----- EXCERPTED RECORDS

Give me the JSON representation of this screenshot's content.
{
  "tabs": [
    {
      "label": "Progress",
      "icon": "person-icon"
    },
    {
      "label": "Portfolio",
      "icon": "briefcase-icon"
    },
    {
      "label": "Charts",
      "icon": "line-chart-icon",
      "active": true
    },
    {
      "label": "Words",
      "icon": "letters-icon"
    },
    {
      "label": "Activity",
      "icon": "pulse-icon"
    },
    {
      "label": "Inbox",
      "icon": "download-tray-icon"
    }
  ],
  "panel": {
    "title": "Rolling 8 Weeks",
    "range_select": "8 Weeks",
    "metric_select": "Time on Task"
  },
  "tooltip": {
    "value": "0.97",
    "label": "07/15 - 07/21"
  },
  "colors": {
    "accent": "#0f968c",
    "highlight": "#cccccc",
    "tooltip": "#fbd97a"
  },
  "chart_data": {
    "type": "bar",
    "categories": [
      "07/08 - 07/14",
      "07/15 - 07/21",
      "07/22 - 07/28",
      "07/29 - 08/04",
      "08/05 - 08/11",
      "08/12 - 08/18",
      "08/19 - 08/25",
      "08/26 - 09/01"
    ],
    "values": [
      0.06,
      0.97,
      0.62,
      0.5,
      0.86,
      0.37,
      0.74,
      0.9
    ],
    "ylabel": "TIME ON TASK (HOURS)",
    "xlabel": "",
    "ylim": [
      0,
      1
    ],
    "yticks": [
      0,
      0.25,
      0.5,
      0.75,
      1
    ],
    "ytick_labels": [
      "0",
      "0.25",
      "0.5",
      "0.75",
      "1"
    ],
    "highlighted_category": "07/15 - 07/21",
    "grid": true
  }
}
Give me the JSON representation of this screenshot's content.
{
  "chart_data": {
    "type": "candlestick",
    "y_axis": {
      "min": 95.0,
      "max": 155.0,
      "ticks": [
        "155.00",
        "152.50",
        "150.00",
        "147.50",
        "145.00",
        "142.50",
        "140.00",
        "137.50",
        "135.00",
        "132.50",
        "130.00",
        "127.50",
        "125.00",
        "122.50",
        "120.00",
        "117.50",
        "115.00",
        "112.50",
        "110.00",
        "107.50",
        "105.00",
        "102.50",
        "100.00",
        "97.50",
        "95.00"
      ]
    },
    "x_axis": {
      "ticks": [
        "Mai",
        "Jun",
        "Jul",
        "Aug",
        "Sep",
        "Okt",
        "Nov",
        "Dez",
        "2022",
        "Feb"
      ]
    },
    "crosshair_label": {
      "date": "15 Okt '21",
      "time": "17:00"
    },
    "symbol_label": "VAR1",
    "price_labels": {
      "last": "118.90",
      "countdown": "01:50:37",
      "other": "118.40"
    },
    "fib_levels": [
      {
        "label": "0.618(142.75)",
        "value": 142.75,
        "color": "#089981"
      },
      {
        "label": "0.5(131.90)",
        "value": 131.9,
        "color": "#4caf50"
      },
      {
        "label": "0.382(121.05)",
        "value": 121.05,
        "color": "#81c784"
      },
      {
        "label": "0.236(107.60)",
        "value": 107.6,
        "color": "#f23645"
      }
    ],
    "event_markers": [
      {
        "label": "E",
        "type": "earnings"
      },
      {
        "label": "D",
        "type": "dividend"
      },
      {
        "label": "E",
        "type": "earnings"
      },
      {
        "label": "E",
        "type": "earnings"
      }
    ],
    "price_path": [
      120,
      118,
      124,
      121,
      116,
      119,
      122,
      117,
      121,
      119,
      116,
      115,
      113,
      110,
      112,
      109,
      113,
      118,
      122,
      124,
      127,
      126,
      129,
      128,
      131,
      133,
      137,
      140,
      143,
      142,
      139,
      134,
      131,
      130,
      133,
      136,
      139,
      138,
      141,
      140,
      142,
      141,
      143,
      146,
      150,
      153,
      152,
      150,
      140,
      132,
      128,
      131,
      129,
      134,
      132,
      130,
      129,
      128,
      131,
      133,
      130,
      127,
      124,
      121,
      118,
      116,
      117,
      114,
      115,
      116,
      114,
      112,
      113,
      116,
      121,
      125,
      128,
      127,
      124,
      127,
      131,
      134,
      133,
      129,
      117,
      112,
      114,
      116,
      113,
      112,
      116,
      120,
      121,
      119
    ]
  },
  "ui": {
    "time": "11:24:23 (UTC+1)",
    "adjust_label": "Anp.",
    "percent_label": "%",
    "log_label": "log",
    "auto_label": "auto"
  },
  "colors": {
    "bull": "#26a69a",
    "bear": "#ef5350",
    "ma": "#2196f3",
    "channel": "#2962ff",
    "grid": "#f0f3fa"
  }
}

----------

TASK INSTRUCTIONS -
Output all of the material exactly as written.

ANSWER -
Give me the JSON representation of this screenshot's content.
{
  "tabs": [
    {
      "label": "Progress",
      "icon": "person-icon"
    },
    {
      "label": "Portfolio",
      "icon": "briefcase-icon"
    },
    {
      "label": "Charts",
      "icon": "line-chart-icon",
      "active": true
    },
    {
      "label": "Words",
      "icon": "letters-icon"
    },
    {
      "label": "Activity",
      "icon": "pulse-icon"
    },
    {
      "label": "Inbox",
      "icon": "download-tray-icon"
    }
  ],
  "panel": {
    "title": "Rolling 8 Weeks",
    "range_select": "8 Weeks",
    "metric_select": "Time on Task"
  },
  "tooltip": {
    "value": "0.97",
    "label": "07/15 - 07/21"
  },
  "colors": {
    "accent": "#0f968c",
    "highlight": "#cccccc",
    "tooltip": "#fbd97a"
  },
  "chart_data": {
    "type": "bar",
    "categories": [
      "07/08 - 07/14",
      "07/15 - 07/21",
      "07/22 - 07/28",
      "07/29 - 08/04",
      "08/05 - 08/11",
      "08/12 - 08/18",
      "08/19 - 08/25",
      "08/26 - 09/01"
    ],
    "values": [
      0.06,
      0.97,
      0.62,
      0.5,
      0.86,
      0.37,
      0.74,
      0.9
    ],
    "ylabel": "TIME ON TASK (HOURS)",
    "xlabel": "",
    "ylim": [
      0,
      1
    ],
    "yticks": [
      0,
      0.25,
      0.5,
      0.75,
      1
    ],
    "ytick_labels": [
      "0",
      "0.25",
      "0.5",
      "0.75",
      "1"
    ],
    "highlighted_category": "07/15 - 07/21",
    "grid": true
  }
}
Give me the JSON representation of this screenshot's content.
{
  "chart_data": {
    "type": "candlestick",
    "y_axis": {
      "min": 95.0,
      "max": 155.0,
      "ticks": [
        "155.00",
        "152.50",
        "150.00",
        "147.50",
        "145.00",
        "142.50",
        "140.00",
        "137.50",
        "135.00",
        "132.50",
        "130.00",
        "127.50",
        "125.00",
        "122.50",
        "120.00",
        "117.50",
        "115.00",
        "112.50",
        "110.00",
        "107.50",
        "105.00",
        "102.50",
        "100.00",
        "97.50",
        "95.00"
      ]
    },
    "x_axis": {
      "ticks": [
        "Mai",
        "Jun",
        "Jul",
        "Aug",
        "Sep",
        "Okt",
        "Nov",
        "Dez",
        "2022",
        "Feb"
      ]
    },
    "crosshair_label": {
      "date": "15 Okt '21",
      "time": "17:00"
    },
    "symbol_label": "VAR1",
    "price_labels": {
      "last": "118.90",
      "countdown": "01:50:37",
      "other": "118.40"
    },
    "fib_levels": [
      {
        "label": "0.618(142.75)",
        "value": 142.75,
        "color": "#089981"
      },
      {
        "label": "0.5(131.90)",
        "value": 131.9,
        "color": "#4caf50"
      },
      {
        "label": "0.382(121.05)",
        "value": 121.05,
        "color": "#81c784"
      },
      {
        "label": "0.236(107.60)",
        "value": 107.6,
        "color": "#f23645"
      }
    ],
    "event_markers": [
      {
        "label": "E",
        "type": "earnings"
      },
      {
        "label": "D",
        "type": "dividend"
      },
      {
        "label": "E",
        "type": "earnings"
      },
      {
        "label": "E",
        "type": "earnings"
      }
    ],
    "price_path": [
      120,
      118,
      124,
      121,
      116,
      119,
      122,
      117,
      121,
      119,
      116,
      115,
      113,
      110,
      112,
      109,
      113,
      118,
      122,
      124,
      127,
      126,
      129,
      128,
      131,
      133,
      137,
      140,
      143,
      142,
      139,
      134,
      131,
      130,
      133,
      136,
      139,
      138,
      141,
      140,
      142,
      141,
      143,
      146,
      150,
      153,
      152,
      150,
      140,
      132,
      128,
      131,
      129,
      134,
      132,
      130,
      129,
      128,
      131,
      133,
      130,
      127,
      124,
      121,
      118,
      116,
      117,
      114,
      115,
      116,
      114,
      112,
      113,
      116,
      121,
      125,
      128,
      127,
      124,
      127,
      131,
      134,
      133,
      129,
      117,
      112,
      114,
      116,
      113,
      112,
      116,
      120,
      121,
      119
    ]
  },
  "ui": {
    "time": "11:24:23 (UTC+1)",
    "adjust_label": "Anp.",
    "percent_label": "%",
    "log_label": "log",
    "auto_label": "auto"
  },
  "colors": {
    "bull": "#26a69a",
    "bear": "#ef5350",
    "ma": "#2196f3",
    "channel": "#2962ff",
    "grid": "#f0f3fa"
  }
}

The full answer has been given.